PROBLEM TO WORK ON:
Write out all of the data without omission, exactly as shown.

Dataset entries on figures
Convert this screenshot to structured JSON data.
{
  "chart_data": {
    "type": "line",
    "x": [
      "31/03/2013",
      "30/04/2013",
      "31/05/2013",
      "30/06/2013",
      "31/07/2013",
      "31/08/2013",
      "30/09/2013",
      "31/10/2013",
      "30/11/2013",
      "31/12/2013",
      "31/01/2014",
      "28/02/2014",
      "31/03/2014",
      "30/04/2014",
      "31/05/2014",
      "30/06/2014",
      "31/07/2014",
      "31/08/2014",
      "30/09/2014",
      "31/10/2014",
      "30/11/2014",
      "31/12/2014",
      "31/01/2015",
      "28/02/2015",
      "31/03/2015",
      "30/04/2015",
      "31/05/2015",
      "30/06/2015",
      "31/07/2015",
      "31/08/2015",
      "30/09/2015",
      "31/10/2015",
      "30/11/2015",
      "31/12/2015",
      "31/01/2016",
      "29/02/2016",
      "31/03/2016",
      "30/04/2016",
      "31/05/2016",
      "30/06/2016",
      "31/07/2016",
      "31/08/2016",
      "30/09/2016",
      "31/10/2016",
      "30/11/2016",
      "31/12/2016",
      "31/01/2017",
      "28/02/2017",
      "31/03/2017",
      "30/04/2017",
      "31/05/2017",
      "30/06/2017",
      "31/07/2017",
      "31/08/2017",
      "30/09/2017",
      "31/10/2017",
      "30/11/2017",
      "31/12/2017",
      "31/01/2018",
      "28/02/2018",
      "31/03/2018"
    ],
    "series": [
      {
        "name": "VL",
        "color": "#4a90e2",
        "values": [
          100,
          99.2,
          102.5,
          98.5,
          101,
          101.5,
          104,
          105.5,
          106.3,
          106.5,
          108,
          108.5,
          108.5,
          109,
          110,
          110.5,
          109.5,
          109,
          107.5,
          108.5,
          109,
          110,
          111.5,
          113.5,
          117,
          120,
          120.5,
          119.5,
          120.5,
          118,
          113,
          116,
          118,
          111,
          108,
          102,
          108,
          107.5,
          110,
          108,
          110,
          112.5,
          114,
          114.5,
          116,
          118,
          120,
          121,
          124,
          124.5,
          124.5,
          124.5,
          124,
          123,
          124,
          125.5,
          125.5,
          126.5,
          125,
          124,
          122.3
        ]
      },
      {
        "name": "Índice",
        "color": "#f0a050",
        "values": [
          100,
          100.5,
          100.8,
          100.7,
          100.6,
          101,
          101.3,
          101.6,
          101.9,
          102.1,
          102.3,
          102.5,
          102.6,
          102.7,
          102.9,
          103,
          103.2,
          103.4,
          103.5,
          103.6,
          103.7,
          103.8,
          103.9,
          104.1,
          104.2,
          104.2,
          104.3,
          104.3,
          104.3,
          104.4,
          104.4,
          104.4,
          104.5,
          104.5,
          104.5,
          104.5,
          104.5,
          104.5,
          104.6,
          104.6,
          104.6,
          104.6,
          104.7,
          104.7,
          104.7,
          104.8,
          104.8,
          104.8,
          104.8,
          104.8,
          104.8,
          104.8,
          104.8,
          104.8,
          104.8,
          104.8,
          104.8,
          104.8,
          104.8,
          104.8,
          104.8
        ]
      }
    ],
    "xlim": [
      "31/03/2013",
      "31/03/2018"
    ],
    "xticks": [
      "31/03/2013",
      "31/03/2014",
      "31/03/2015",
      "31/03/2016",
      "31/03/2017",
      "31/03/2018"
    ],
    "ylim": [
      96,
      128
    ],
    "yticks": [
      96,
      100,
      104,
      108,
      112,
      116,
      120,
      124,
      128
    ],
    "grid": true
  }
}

REPLY TO THE TASK:
Convert this screenshot to structured JSON data.
{
  "chart_data": {
    "type": "line",
    "x": [
      "31/03/2013",
      "30/04/2013",
      "31/05/2013",
      "30/06/2013",
      "31/07/2013",
      "31/08/2013",
      "30/09/2013",
      "31/10/2013",
      "30/11/2013",
      "31/12/2013",
      "31/01/2014",
      "28/02/2014",
      "31/03/2014",
      "30/04/2014",
      "31/05/2014",
      "30/06/2014",
      "31/07/2014",
      "31/08/2014",
      "30/09/2014",
      "31/10/2014",
      "30/11/2014",
      "31/12/2014",
      "31/01/2015",
      "28/02/2015",
      "31/03/2015",
      "30/04/2015",
      "31/05/2015",
      "30/06/2015",
      "31/07/2015",
      "31/08/2015",
      "30/09/2015",
      "31/10/2015",
      "30/11/2015",
      "31/12/2015",
      "31/01/2016",
      "29/02/2016",
      "31/03/2016",
      "30/04/2016",
      "31/05/2016",
      "30/06/2016",
      "31/07/2016",
      "31/08/2016",
      "30/09/2016",
      "31/10/2016",
      "30/11/2016",
      "31/12/2016",
      "31/01/2017",
      "28/02/2017",
      "31/03/2017",
      "30/04/2017",
      "31/05/2017",
      "30/06/2017",
      "31/07/2017",
      "31/08/2017",
      "30/09/2017",
      "31/10/2017",
      "30/11/2017",
      "31/12/2017",
      "31/01/2018",
      "28/02/2018",
      "31/03/2018"
    ],
    "series": [
      {
        "name": "VL",
        "color": "#4a90e2",
        "values": [
          100,
          99.2,
          102.5,
          98.5,
          101,
          101.5,
          104,
          105.5,
          106.3,
          106.5,
          108,
          108.5,
          108.5,
          109,
          110,
          110.5,
          109.5,
          109,
          107.5,
          108.5,
          109,
          110,
          111.5,
          113.5,
          117,
          120,
          120.5,
          119.5,
          120.5,
          118,
          113,
          116,
          118,
          111,
          108,
          102,
          108,
          107.5,
          110,
          108,
          110,
          112.5,
          114,
          114.5,
          116,
          118,
          120,
          121,
          124,
          124.5,
          124.5,
          124.5,
          124,
          123,
          124,
          125.5,
          125.5,
          126.5,
          125,
          124,
          122.3
        ]
      },
      {
        "name": "Índice",
        "color": "#f0a050",
        "values": [
          100,
          100.5,
          100.8,
          100.7,
          100.6,
          101,
          101.3,
          101.6,
          101.9,
          102.1,
          102.3,
          102.5,
          102.6,
          102.7,
          102.9,
          103,
          103.2,
          103.4,
          103.5,
          103.6,
          103.7,
          103.8,
          103.9,
          104.1,
          104.2,
          104.2,
          104.3,
          104.3,
          104.3,
          104.4,
          104.4,
          104.4,
          104.5,
          104.5,
          104.5,
          104.5,
          104.5,
          104.5,
          104.6,
          104.6,
          104.6,
          104.6,
          104.7,
          104.7,
          104.7,
          104.8,
          104.8,
          104.8,
          104.8,
          104.8,
          104.8,
          104.8,
          104.8,
          104.8,
          104.8,
          104.8,
          104.8,
          104.8,
          104.8,
          104.8,
          104.8
        ]
      }
    ],
    "xlim": [
      "31/03/2013",
      "31/03/2018"
    ],
    "xticks": [
      "31/03/2013",
      "31/03/2014",
      "31/03/2015",
      "31/03/2016",
      "31/03/2017",
      "31/03/2018"
    ],
    "ylim": [
      96,
      128
    ],
    "yticks": [
      96,
      100,
      104,
      108,
      112,
      116,
      120,
      124,
      128
    ],
    "grid": true
  }
}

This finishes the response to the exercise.